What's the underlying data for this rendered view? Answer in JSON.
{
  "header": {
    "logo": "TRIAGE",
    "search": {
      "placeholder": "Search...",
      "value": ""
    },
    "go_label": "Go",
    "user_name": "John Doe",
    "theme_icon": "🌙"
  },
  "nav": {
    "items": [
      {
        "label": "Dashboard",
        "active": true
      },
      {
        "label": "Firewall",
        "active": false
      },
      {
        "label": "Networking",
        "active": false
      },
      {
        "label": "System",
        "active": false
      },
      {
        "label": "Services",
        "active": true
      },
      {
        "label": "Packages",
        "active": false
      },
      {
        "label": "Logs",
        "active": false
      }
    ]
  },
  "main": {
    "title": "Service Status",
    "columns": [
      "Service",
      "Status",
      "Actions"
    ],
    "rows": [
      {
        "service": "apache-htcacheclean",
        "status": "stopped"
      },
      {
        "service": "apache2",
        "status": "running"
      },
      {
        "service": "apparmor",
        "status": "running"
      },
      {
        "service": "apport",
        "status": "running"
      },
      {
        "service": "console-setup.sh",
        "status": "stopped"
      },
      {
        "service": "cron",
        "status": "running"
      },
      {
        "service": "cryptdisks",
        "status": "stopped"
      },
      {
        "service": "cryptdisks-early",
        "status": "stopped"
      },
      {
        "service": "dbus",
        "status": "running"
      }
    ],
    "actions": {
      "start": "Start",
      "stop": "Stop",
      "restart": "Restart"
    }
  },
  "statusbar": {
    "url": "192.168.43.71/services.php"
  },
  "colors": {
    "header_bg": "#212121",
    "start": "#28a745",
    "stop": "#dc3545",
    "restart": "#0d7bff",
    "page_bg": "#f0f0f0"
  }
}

**********

▶ _Stated goal_
Write down the full listing again, exactly.

▶ _Expected answer_
What's the underlying data for this rendered view? Answer in JSON.
{
  "header": {
    "logo": "TRIAGE",
    "search": {
      "placeholder": "Search...",
      "value": ""
    },
    "go_label": "Go",
    "user_name": "John Doe",
    "theme_icon": "🌙"
  },
  "nav": {
    "items": [
      {
        "label": "Dashboard",
        "active": true
      },
      {
        "label": "Firewall",
        "active": false
      },
      {
        "label": "Networking",
        "active": false
      },
      {
        "label": "System",
        "active": false
      },
      {
        "label": "Services",
        "active": true
      },
      {
        "label": "Packages",
        "active": false
      },
      {
        "label": "Logs",
        "active": false
      }
    ]
  },
  "main": {
    "title": "Service Status",
    "columns": [
      "Service",
      "Status",
      "Actions"
    ],
    "rows": [
      {
        "service": "apache-htcacheclean",
        "status": "stopped"
      },
      {
        "service": "apache2",
        "status": "running"
      },
      {
        "service": "apparmor",
        "status": "running"
      },
      {
        "service": "apport",
        "status": "running"
      },
      {
        "service": "console-setup.sh",
        "status": "stopped"
      },
      {
        "service": "cron",
        "status": "running"
      },
      {
        "service": "cryptdisks",
        "status": "stopped"
      },
      {
        "service": "cryptdisks-early",
        "status": "stopped"
      },
      {
        "service": "dbus",
        "status": "running"
      }
    ],
    "actions": {
      "start": "Start",
      "stop": "Stop",
      "restart": "Restart"
    }
  },
  "statusbar": {
    "url": "192.168.43.71/services.php"
  },
  "colors": {
    "header_bg": "#212121",
    "start": "#28a745",
    "stop": "#dc3545",
    "restart": "#0d7bff",
    "page_bg": "#f0f0f0"
  }
}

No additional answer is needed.